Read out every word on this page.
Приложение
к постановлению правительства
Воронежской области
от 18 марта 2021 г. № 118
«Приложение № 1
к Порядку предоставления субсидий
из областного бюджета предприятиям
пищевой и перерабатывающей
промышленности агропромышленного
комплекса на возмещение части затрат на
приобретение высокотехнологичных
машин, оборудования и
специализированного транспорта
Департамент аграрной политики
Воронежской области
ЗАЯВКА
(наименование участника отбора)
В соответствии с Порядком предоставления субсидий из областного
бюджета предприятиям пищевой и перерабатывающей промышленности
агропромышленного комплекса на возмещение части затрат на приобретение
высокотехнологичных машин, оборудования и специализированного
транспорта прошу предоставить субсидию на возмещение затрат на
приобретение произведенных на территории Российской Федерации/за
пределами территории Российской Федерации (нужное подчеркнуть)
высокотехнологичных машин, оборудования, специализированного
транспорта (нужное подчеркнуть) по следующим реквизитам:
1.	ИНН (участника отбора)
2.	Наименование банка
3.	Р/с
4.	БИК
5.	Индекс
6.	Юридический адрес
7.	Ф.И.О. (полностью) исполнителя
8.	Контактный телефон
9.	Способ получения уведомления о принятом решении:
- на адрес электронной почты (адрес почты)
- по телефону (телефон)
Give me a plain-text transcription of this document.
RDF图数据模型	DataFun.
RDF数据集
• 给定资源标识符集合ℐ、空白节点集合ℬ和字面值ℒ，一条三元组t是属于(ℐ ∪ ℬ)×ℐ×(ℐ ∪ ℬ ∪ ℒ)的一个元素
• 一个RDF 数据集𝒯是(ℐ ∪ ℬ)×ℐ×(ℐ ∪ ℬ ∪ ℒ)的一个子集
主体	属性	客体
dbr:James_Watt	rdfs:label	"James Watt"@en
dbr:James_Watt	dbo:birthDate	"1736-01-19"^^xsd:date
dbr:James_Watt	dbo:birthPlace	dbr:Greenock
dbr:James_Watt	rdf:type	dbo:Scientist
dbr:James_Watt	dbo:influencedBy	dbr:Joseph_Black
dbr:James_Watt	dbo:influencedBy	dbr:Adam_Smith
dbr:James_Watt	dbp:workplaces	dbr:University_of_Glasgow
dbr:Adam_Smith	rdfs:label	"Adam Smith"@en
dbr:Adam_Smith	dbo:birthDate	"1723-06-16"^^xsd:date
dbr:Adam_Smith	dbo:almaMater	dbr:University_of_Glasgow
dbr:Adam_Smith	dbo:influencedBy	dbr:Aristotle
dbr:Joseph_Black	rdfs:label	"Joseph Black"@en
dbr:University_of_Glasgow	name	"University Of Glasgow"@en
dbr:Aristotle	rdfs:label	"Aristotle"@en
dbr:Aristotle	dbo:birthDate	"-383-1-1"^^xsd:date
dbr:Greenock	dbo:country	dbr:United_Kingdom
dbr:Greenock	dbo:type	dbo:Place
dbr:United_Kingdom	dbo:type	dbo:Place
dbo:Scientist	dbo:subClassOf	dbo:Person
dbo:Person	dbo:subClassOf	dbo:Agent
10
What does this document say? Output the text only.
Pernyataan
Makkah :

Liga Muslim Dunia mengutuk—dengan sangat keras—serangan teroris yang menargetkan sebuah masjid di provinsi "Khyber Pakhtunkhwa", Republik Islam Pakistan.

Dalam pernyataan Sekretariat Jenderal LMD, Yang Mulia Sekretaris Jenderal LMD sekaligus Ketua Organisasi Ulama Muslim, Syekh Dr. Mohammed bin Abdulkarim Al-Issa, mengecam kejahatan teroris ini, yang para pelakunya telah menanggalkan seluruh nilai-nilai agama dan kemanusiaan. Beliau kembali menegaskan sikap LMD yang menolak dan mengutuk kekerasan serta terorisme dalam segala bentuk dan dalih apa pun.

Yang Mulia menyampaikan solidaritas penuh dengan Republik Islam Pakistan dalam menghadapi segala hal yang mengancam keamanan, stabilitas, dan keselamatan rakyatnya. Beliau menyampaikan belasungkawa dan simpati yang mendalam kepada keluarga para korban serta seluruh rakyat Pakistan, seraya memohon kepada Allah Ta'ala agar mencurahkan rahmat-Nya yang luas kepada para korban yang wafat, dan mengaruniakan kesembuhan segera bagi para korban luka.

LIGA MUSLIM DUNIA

■ What is required ■
Reproduce every record above exactly as it appears.

■ Task response ■
Read out every word on this page.
Приложение
к постановлению правительства
Воронежской области
от 18 марта 2021 г. № 118
«Приложение № 1
к Порядку предоставления субсидий
из областного бюджета предприятиям
пищевой и перерабатывающей
промышленности агропромышленного
комплекса на возмещение части затрат на
приобретение высокотехнологичных
машин, оборудования и
специализированного транспорта
Департамент аграрной политики
Воронежской области
ЗАЯВКА
(наименование участника отбора)
В соответствии с Порядком предоставления субсидий из областного
бюджета предприятиям пищевой и перерабатывающей промышленности
агропромышленного комплекса на возмещение части затрат на приобретение
высокотехнологичных машин, оборудования и специализированного
транспорта прошу предоставить субсидию на возмещение затрат на
приобретение произведенных на территории Российской Федерации/за
пределами территории Российской Федерации (нужное подчеркнуть)
высокотехнологичных машин, оборудования, специализированного
транспорта (нужное подчеркнуть) по следующим реквизитам:
1.	ИНН (участника отбора)
2.	Наименование банка
3.	Р/с
4.	БИК
5.	Индекс
6.	Юридический адрес
7.	Ф.И.О. (полностью) исполнителя
8.	Контактный телефон
9.	Способ получения уведомления о принятом решении:
- на адрес электронной почты (адрес почты)
- по телефону (телефон)
Give me a plain-text transcription of this document.
RDF图数据模型	DataFun.
RDF数据集
• 给定资源标识符集合ℐ、空白节点集合ℬ和字面值ℒ，一条三元组t是属于(ℐ ∪ ℬ)×ℐ×(ℐ ∪ ℬ ∪ ℒ)的一个元素
• 一个RDF 数据集𝒯是(ℐ ∪ ℬ)×ℐ×(ℐ ∪ ℬ ∪ ℒ)的一个子集
主体	属性	客体
dbr:James_Watt	rdfs:label	"James Watt"@en
dbr:James_Watt	dbo:birthDate	"1736-01-19"^^xsd:date
dbr:James_Watt	dbo:birthPlace	dbr:Greenock
dbr:James_Watt	rdf:type	dbo:Scientist
dbr:James_Watt	dbo:influencedBy	dbr:Joseph_Black
dbr:James_Watt	dbo:influencedBy	dbr:Adam_Smith
dbr:James_Watt	dbp:workplaces	dbr:University_of_Glasgow
dbr:Adam_Smith	rdfs:label	"Adam Smith"@en
dbr:Adam_Smith	dbo:birthDate	"1723-06-16"^^xsd:date
dbr:Adam_Smith	dbo:almaMater	dbr:University_of_Glasgow
dbr:Adam_Smith	dbo:influencedBy	dbr:Aristotle
dbr:Joseph_Black	rdfs:label	"Joseph Black"@en
dbr:University_of_Glasgow	name	"University Of Glasgow"@en
dbr:Aristotle	rdfs:label	"Aristotle"@en
dbr:Aristotle	dbo:birthDate	"-383-1-1"^^xsd:date
dbr:Greenock	dbo:country	dbr:United_Kingdom
dbr:Greenock	dbo:type	dbo:Place
dbr:United_Kingdom	dbo:type	dbo:Place
dbo:Scientist	dbo:subClassOf	dbo:Person
dbo:Person	dbo:subClassOf	dbo:Agent
10
What does this document say? Output the text only.
Pernyataan
Makkah :

Liga Muslim Dunia mengutuk—dengan sangat keras—serangan teroris yang menargetkan sebuah masjid di provinsi "Khyber Pakhtunkhwa", Republik Islam Pakistan.

Dalam pernyataan Sekretariat Jenderal LMD, Yang Mulia Sekretaris Jenderal LMD sekaligus Ketua Organisasi Ulama Muslim, Syekh Dr. Mohammed bin Abdulkarim Al-Issa, mengecam kejahatan teroris ini, yang para pelakunya telah menanggalkan seluruh nilai-nilai agama dan kemanusiaan. Beliau kembali menegaskan sikap LMD yang menolak dan mengutuk kekerasan serta terorisme dalam segala bentuk dan dalih apa pun.

Yang Mulia menyampaikan solidaritas penuh dengan Republik Islam Pakistan dalam menghadapi segala hal yang mengancam keamanan, stabilitas, dan keselamatan rakyatnya. Beliau menyampaikan belasungkawa dan simpati yang mendalam kepada keluarga para korban serta seluruh rakyat Pakistan, seraya memohon kepada Allah Ta'ala agar mencurahkan rahmat-Nya yang luas kepada para korban yang wafat, dan mengaruniakan kesembuhan segera bagi para korban luka.

LIGA MUSLIM DUNIA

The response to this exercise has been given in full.